### [Task statement]
Reproduce the data word for word, from its first line through the line containing "calendar-week-row: 13 Sunrise: 6:37", inclusive.

— Start of Records provided —

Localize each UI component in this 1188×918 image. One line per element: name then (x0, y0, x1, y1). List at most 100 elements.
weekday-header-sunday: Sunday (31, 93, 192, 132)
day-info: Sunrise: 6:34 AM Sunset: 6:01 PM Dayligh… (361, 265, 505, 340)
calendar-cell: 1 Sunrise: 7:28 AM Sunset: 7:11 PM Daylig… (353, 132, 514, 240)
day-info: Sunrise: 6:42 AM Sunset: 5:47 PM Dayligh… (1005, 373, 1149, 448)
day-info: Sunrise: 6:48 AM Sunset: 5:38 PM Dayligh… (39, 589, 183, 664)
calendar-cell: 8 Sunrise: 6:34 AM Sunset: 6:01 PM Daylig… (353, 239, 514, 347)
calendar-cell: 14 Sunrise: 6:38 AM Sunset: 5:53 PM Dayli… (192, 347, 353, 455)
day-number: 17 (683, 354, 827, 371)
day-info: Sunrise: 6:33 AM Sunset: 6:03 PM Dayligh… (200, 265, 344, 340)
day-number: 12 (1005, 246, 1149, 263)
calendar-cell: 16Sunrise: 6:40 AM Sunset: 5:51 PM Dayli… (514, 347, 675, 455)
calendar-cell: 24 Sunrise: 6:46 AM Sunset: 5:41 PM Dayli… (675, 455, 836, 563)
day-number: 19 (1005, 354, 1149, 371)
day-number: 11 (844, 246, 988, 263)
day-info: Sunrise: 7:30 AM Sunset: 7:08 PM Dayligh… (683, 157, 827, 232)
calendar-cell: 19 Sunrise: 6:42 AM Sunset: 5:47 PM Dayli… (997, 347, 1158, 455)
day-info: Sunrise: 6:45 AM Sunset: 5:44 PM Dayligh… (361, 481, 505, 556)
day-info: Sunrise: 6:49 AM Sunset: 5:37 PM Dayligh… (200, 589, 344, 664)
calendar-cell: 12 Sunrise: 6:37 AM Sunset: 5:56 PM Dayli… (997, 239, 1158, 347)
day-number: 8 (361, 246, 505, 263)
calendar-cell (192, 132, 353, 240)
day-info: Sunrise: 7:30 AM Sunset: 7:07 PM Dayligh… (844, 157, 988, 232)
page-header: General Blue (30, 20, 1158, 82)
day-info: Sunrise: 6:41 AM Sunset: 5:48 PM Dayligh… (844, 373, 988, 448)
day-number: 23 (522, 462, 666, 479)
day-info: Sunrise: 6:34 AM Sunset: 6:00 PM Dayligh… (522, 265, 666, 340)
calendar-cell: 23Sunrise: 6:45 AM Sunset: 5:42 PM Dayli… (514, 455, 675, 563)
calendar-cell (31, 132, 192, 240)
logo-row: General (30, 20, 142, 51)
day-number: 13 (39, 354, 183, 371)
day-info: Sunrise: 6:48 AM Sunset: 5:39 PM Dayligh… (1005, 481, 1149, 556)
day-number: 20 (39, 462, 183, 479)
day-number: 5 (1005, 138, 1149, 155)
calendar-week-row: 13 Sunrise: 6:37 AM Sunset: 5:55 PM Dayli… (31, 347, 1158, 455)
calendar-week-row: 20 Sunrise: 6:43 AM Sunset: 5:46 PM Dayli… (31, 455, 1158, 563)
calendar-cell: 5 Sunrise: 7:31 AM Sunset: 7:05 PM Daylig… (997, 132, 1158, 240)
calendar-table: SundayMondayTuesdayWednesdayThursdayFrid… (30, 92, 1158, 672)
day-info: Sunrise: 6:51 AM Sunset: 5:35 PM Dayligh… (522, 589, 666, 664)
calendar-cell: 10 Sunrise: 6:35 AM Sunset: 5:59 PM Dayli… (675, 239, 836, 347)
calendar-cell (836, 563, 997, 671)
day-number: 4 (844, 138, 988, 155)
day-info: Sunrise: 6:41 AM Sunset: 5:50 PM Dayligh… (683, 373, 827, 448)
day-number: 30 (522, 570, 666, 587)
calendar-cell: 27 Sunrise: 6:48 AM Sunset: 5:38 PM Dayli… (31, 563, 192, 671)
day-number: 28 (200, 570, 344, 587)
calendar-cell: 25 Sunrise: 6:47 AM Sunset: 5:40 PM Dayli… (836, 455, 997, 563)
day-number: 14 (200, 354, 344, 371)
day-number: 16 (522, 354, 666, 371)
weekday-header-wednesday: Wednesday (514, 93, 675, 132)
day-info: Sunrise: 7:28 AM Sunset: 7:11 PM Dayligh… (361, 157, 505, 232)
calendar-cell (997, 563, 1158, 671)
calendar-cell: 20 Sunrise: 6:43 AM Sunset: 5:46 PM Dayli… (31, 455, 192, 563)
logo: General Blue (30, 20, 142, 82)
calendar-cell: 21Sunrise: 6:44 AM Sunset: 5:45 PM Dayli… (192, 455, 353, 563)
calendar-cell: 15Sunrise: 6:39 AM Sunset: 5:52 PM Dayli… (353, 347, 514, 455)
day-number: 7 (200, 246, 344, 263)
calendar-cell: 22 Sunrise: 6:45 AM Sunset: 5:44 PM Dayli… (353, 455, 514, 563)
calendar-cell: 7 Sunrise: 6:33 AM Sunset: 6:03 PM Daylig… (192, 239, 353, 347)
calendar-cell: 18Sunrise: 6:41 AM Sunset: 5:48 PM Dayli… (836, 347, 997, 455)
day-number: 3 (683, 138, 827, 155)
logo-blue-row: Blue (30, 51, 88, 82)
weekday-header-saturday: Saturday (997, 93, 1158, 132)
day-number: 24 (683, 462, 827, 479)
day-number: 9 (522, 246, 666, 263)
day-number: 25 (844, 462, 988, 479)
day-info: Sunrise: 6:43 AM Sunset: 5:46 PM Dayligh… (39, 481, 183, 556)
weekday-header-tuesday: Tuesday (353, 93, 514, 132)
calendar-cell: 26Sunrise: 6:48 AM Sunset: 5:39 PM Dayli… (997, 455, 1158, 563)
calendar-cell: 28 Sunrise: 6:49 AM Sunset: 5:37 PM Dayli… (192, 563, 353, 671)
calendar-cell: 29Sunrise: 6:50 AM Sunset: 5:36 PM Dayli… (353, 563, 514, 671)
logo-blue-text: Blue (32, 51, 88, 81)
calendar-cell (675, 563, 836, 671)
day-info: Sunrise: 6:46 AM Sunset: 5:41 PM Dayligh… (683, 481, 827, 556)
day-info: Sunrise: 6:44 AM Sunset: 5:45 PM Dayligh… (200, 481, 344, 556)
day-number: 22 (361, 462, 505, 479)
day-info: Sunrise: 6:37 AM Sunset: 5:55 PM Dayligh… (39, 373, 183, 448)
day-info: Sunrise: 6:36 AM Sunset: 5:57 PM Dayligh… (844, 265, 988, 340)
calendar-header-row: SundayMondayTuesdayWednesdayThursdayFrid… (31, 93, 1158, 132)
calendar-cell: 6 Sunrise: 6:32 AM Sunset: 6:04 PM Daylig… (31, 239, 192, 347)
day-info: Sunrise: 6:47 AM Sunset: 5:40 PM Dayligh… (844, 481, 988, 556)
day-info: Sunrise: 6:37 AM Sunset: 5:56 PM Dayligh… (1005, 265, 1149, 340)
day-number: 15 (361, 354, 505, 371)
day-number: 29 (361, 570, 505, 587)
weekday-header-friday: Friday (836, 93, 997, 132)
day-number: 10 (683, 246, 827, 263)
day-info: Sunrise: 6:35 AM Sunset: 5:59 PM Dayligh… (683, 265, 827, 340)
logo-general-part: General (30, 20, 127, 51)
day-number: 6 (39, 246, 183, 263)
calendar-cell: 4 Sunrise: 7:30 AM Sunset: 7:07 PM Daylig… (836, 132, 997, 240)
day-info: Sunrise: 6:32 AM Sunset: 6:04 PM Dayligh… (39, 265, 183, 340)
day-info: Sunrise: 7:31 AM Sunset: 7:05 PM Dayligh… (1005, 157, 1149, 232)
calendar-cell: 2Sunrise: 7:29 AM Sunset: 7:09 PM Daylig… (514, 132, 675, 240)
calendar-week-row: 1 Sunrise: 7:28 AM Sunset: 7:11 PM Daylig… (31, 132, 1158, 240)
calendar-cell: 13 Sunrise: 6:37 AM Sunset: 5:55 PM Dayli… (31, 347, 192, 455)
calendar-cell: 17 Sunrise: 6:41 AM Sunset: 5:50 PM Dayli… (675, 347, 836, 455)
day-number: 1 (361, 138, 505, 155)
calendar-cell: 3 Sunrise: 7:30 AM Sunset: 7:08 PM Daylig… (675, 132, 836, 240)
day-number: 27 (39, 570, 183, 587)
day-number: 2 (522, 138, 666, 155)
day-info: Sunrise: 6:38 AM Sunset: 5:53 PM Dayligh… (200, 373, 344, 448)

— End of Records provided —

### [Task response]
Localize each UI component in this 1188×918 image. One line per element: name then (x0, y0, x1, y1). List at most 100 elements.
weekday-header-sunday: Sunday (31, 93, 192, 132)
day-info: Sunrise: 6:34 AM Sunset: 6:01 PM Dayligh… (361, 265, 505, 340)
calendar-cell: 1 Sunrise: 7:28 AM Sunset: 7:11 PM Daylig… (353, 132, 514, 240)
day-info: Sunrise: 6:42 AM Sunset: 5:47 PM Dayligh… (1005, 373, 1149, 448)
day-info: Sunrise: 6:48 AM Sunset: 5:38 PM Dayligh… (39, 589, 183, 664)
calendar-cell: 8 Sunrise: 6:34 AM Sunset: 6:01 PM Daylig… (353, 239, 514, 347)
calendar-cell: 14 Sunrise: 6:38 AM Sunset: 5:53 PM Dayli… (192, 347, 353, 455)
day-number: 17 (683, 354, 827, 371)
day-info: Sunrise: 6:33 AM Sunset: 6:03 PM Dayligh… (200, 265, 344, 340)
day-number: 12 (1005, 246, 1149, 263)
calendar-cell: 16Sunrise: 6:40 AM Sunset: 5:51 PM Dayli… (514, 347, 675, 455)
calendar-cell: 24 Sunrise: 6:46 AM Sunset: 5:41 PM Dayli… (675, 455, 836, 563)
day-number: 19 (1005, 354, 1149, 371)
day-number: 11 (844, 246, 988, 263)
day-info: Sunrise: 7:30 AM Sunset: 7:08 PM Dayligh… (683, 157, 827, 232)
calendar-cell: 19 Sunrise: 6:42 AM Sunset: 5:47 PM Dayli… (997, 347, 1158, 455)
day-info: Sunrise: 6:45 AM Sunset: 5:44 PM Dayligh… (361, 481, 505, 556)
day-info: Sunrise: 6:49 AM Sunset: 5:37 PM Dayligh… (200, 589, 344, 664)
calendar-cell: 12 Sunrise: 6:37 AM Sunset: 5:56 PM Dayli… (997, 239, 1158, 347)
day-number: 8 (361, 246, 505, 263)
calendar-cell (192, 132, 353, 240)
day-info: Sunrise: 7:30 AM Sunset: 7:07 PM Dayligh… (844, 157, 988, 232)
page-header: General Blue (30, 20, 1158, 82)
day-info: Sunrise: 6:41 AM Sunset: 5:48 PM Dayligh… (844, 373, 988, 448)
day-number: 23 (522, 462, 666, 479)
day-info: Sunrise: 6:34 AM Sunset: 6:00 PM Dayligh… (522, 265, 666, 340)
calendar-cell: 23Sunrise: 6:45 AM Sunset: 5:42 PM Dayli… (514, 455, 675, 563)
calendar-cell (31, 132, 192, 240)
logo-row: General (30, 20, 142, 51)
day-number: 13 (39, 354, 183, 371)
day-info: Sunrise: 6:48 AM Sunset: 5:39 PM Dayligh… (1005, 481, 1149, 556)
day-number: 20 (39, 462, 183, 479)
day-number: 5 (1005, 138, 1149, 155)
calendar-week-row: 13 Sunrise: 6:37 AM Sunset: 5:55 PM Dayli… (31, 347, 1158, 455)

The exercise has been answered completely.